Return all lines from the listing below in which the string "this" occurs.

Stored data entries:
=-=-=
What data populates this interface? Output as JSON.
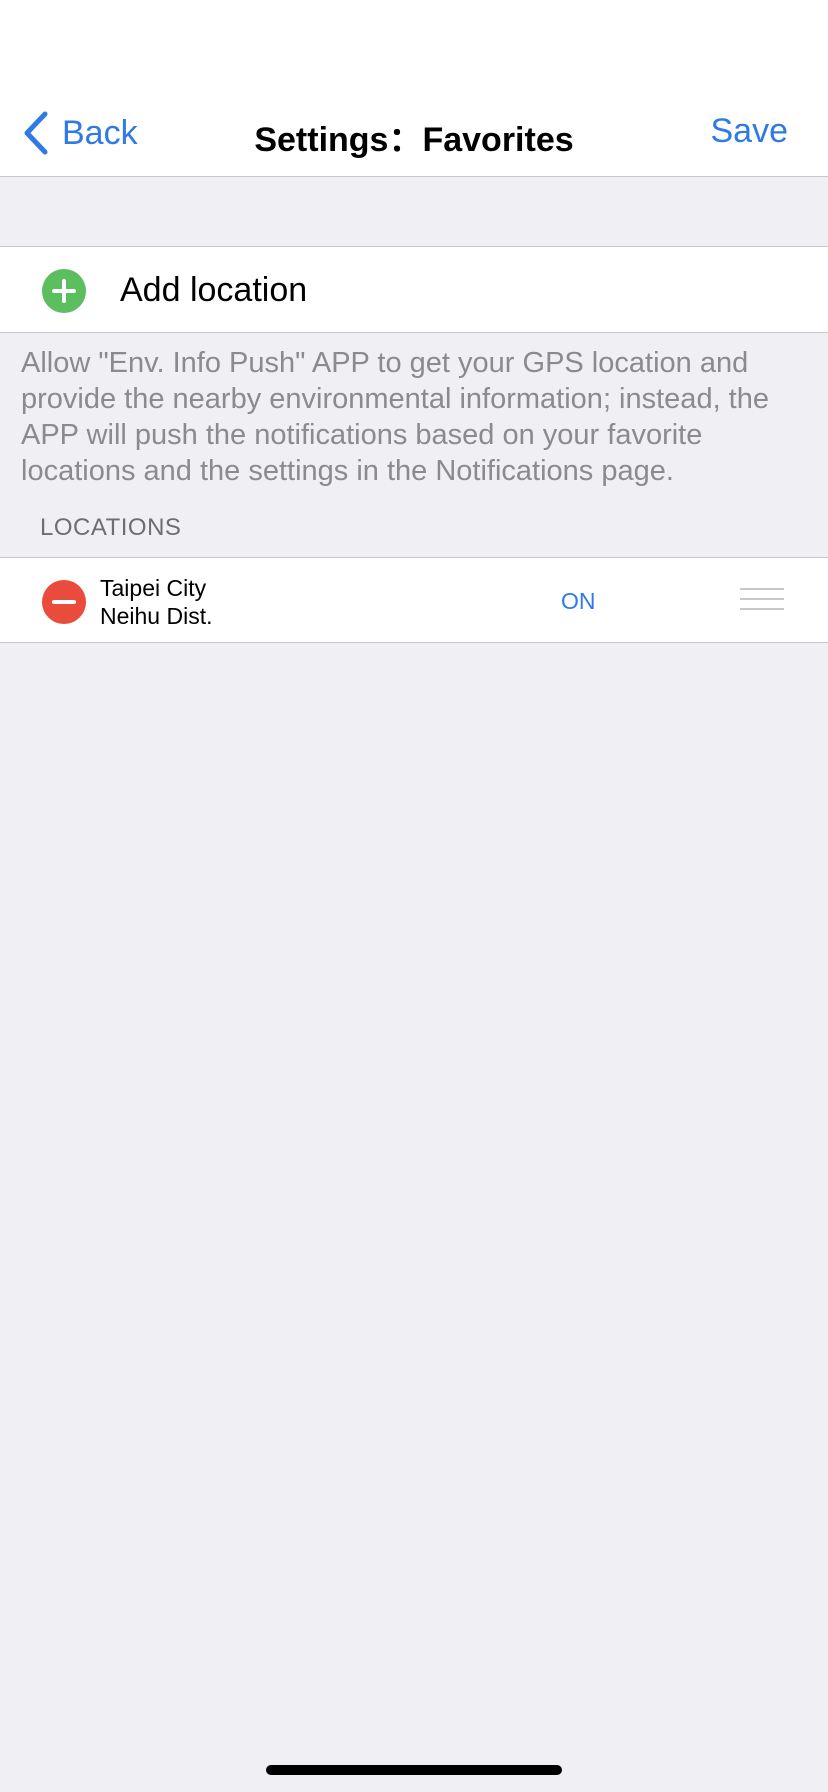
{
  "nav": {
    "back_label": "Back",
    "title": "Settings：Favorites",
    "save_label": "Save"
  },
  "add_location": {
    "label": "Add location",
    "icon": "plus-circle-icon"
  },
  "info_text": "Allow \"Env. Info Push\" APP to get your GPS location and provide the nearby environmental information; instead, the APP will push the notifications based on your favorite locations and the settings in the Notifications page.",
  "locations_header": "LOCATIONS",
  "locations": [
    {
      "city": "Taipei City",
      "district": "Neihu Dist.",
      "status": "ON"
    }
  ],
  "colors": {
    "accent": "#2f7ae5",
    "add": "#5cbf5f",
    "remove": "#e94b3c",
    "background": "#efeff4"
  }
}
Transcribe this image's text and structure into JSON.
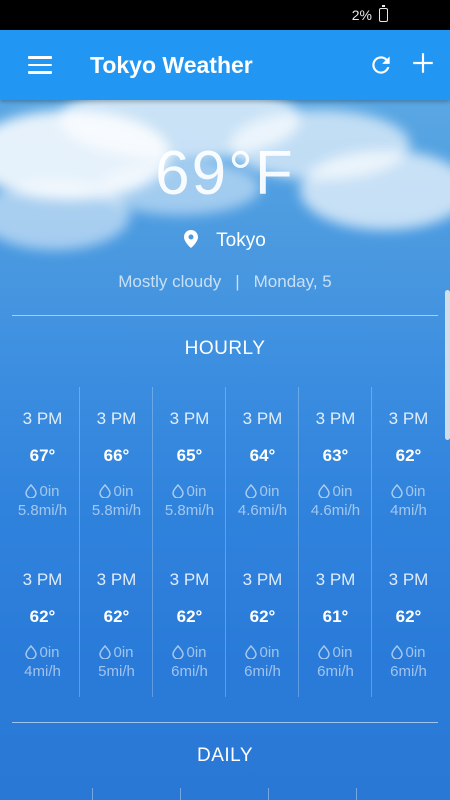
{
  "status_bar": {
    "battery": "2%"
  },
  "app_bar": {
    "title": "Tokyo Weather"
  },
  "current": {
    "temperature": "69°F",
    "location": "Tokyo",
    "condition": "Mostly cloudy",
    "separator": "|",
    "date": "Monday, 5"
  },
  "hourly": {
    "title": "HOURLY",
    "rows": [
      [
        {
          "time": "3 PM",
          "temp": "67°",
          "precip": "0in",
          "wind": "5.8mi/h"
        },
        {
          "time": "3 PM",
          "temp": "66°",
          "precip": "0in",
          "wind": "5.8mi/h"
        },
        {
          "time": "3 PM",
          "temp": "65°",
          "precip": "0in",
          "wind": "5.8mi/h"
        },
        {
          "time": "3 PM",
          "temp": "64°",
          "precip": "0in",
          "wind": "4.6mi/h"
        },
        {
          "time": "3 PM",
          "temp": "63°",
          "precip": "0in",
          "wind": "4.6mi/h"
        },
        {
          "time": "3 PM",
          "temp": "62°",
          "precip": "0in",
          "wind": "4mi/h"
        }
      ],
      [
        {
          "time": "3 PM",
          "temp": "62°",
          "precip": "0in",
          "wind": "4mi/h"
        },
        {
          "time": "3 PM",
          "temp": "62°",
          "precip": "0in",
          "wind": "5mi/h"
        },
        {
          "time": "3 PM",
          "temp": "62°",
          "precip": "0in",
          "wind": "6mi/h"
        },
        {
          "time": "3 PM",
          "temp": "62°",
          "precip": "0in",
          "wind": "6mi/h"
        },
        {
          "time": "3 PM",
          "temp": "61°",
          "precip": "0in",
          "wind": "6mi/h"
        },
        {
          "time": "3 PM",
          "temp": "62°",
          "precip": "0in",
          "wind": "6mi/h"
        }
      ]
    ]
  },
  "daily": {
    "title": "DAILY"
  },
  "colors": {
    "app_bar": "#2196f3",
    "sky": "#3b8de0"
  },
  "icons": {
    "menu": "menu-icon",
    "refresh": "refresh-icon",
    "add": "add-icon",
    "location": "location-pin-icon",
    "precip": "water-drop-icon",
    "battery": "battery-icon"
  }
}
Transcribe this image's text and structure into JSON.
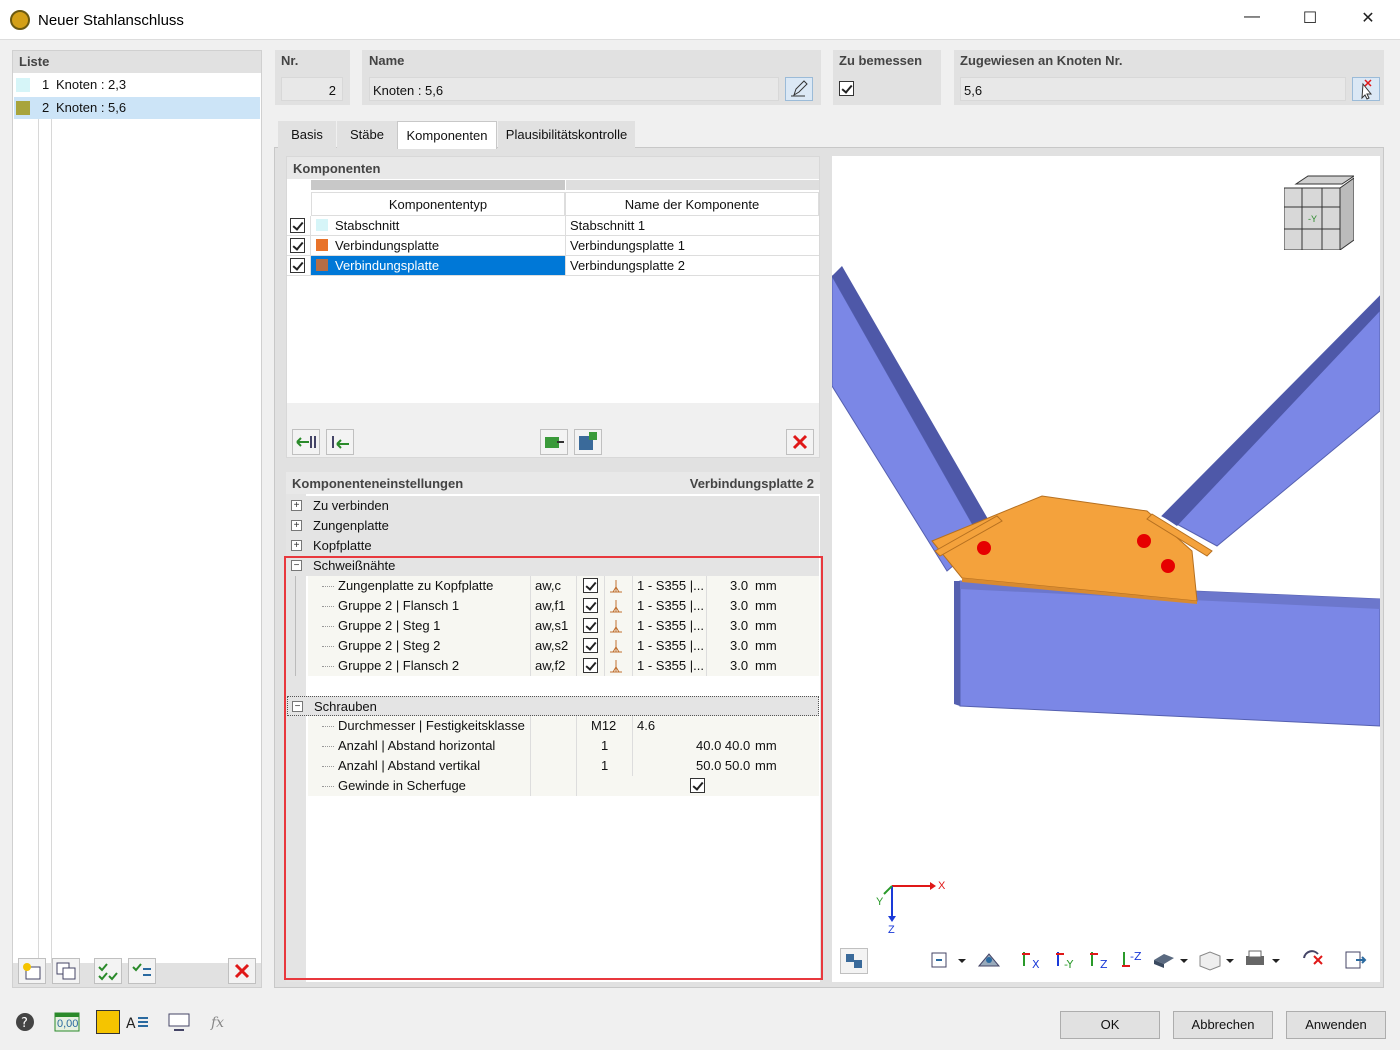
{
  "window": {
    "title": "Neuer Stahlanschluss",
    "minimize": "—",
    "maximize": "☐",
    "close": "✕"
  },
  "list": {
    "header": "Liste",
    "items": [
      {
        "no": "1",
        "label": "Knoten : 2,3",
        "color": "#d6f5f8"
      },
      {
        "no": "2",
        "label": "Knoten : 5,6",
        "color": "#a8a43c",
        "selected": true
      }
    ]
  },
  "fields": {
    "nr_label": "Nr.",
    "nr_value": "2",
    "name_label": "Name",
    "name_value": "Knoten : 5,6",
    "zu_bemessen_label": "Zu bemessen",
    "zu_bemessen_checked": true,
    "assigned_label": "Zugewiesen an Knoten Nr.",
    "assigned_value": "5,6"
  },
  "tabs": [
    {
      "label": "Basis"
    },
    {
      "label": "Stäbe"
    },
    {
      "label": "Komponenten",
      "active": true
    },
    {
      "label": "Plausibilitätskontrolle"
    }
  ],
  "components": {
    "header": "Komponenten",
    "col_type": "Komponententyp",
    "col_name": "Name der Komponente",
    "rows": [
      {
        "checked": true,
        "color": "#d6f5f8",
        "type": "Stabschnitt",
        "name": "Stabschnitt 1"
      },
      {
        "checked": true,
        "color": "#e8732a",
        "type": "Verbindungsplatte",
        "name": "Verbindungsplatte 1"
      },
      {
        "checked": true,
        "color": "#b56d45",
        "type": "Verbindungsplatte",
        "name": "Verbindungsplatte 2",
        "selected": true
      }
    ]
  },
  "settings": {
    "header": "Komponenteneinstellungen",
    "current": "Verbindungsplatte 2",
    "groups": {
      "zu_verbinden": "Zu verbinden",
      "zungenplatte": "Zungenplatte",
      "kopfplatte": "Kopfplatte",
      "schweissnaehte": "Schweißnähte",
      "schrauben": "Schrauben"
    },
    "welds": [
      {
        "label": "Zungenplatte zu Kopfplatte",
        "sym": "aw,c",
        "material": "1 - S355 |...",
        "value": "3.0",
        "unit": "mm"
      },
      {
        "label": "Gruppe 2 | Flansch 1",
        "sym": "aw,f1",
        "material": "1 - S355 |...",
        "value": "3.0",
        "unit": "mm"
      },
      {
        "label": "Gruppe 2 | Steg 1",
        "sym": "aw,s1",
        "material": "1 - S355 |...",
        "value": "3.0",
        "unit": "mm"
      },
      {
        "label": "Gruppe 2 | Steg 2",
        "sym": "aw,s2",
        "material": "1 - S355 |...",
        "value": "3.0",
        "unit": "mm"
      },
      {
        "label": "Gruppe 2 | Flansch 2",
        "sym": "aw,f2",
        "material": "1 - S355 |...",
        "value": "3.0",
        "unit": "mm"
      }
    ],
    "bolts": {
      "diameter_label": "Durchmesser | Festigkeitsklasse",
      "diameter": "M12",
      "grade": "4.6",
      "horiz_label": "Anzahl | Abstand horizontal",
      "horiz_count": "1",
      "horiz_dist": "40.0 40.0",
      "horiz_unit": "mm",
      "vert_label": "Anzahl | Abstand vertikal",
      "vert_count": "1",
      "vert_dist": "50.0 50.0",
      "vert_unit": "mm",
      "thread_label": "Gewinde in Scherfuge",
      "thread_checked": true
    }
  },
  "viewport": {
    "axis_x": "X",
    "axis_y": "Y",
    "axis_z": "Z",
    "cube_label": "-Y"
  },
  "buttons": {
    "ok": "OK",
    "cancel": "Abbrechen",
    "apply": "Anwenden"
  },
  "status": {
    "units_value": "0,00"
  },
  "colors": {
    "highlight": "#e8383d",
    "selection": "#0078d7",
    "beam": "#7b87e6",
    "plate": "#f4a23c"
  }
}
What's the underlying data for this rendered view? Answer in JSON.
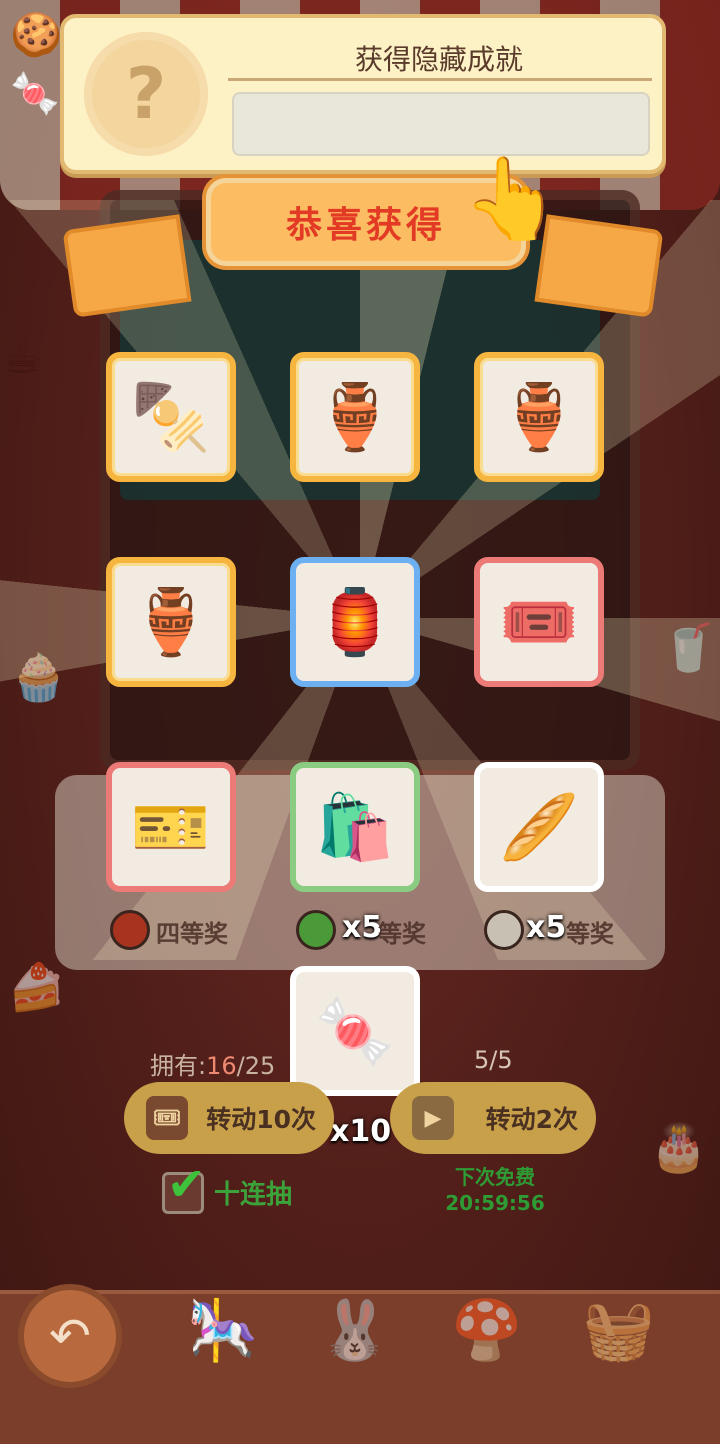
=-=-=
*REPLY TO THE EXERCISE*
What data populates this interface? Output as JSON.
Transcribe this image's text and structure into JSON.
Transcribe this image's text and structure into JSON.
What's the underlying data for this rendered view? Answer in JSON.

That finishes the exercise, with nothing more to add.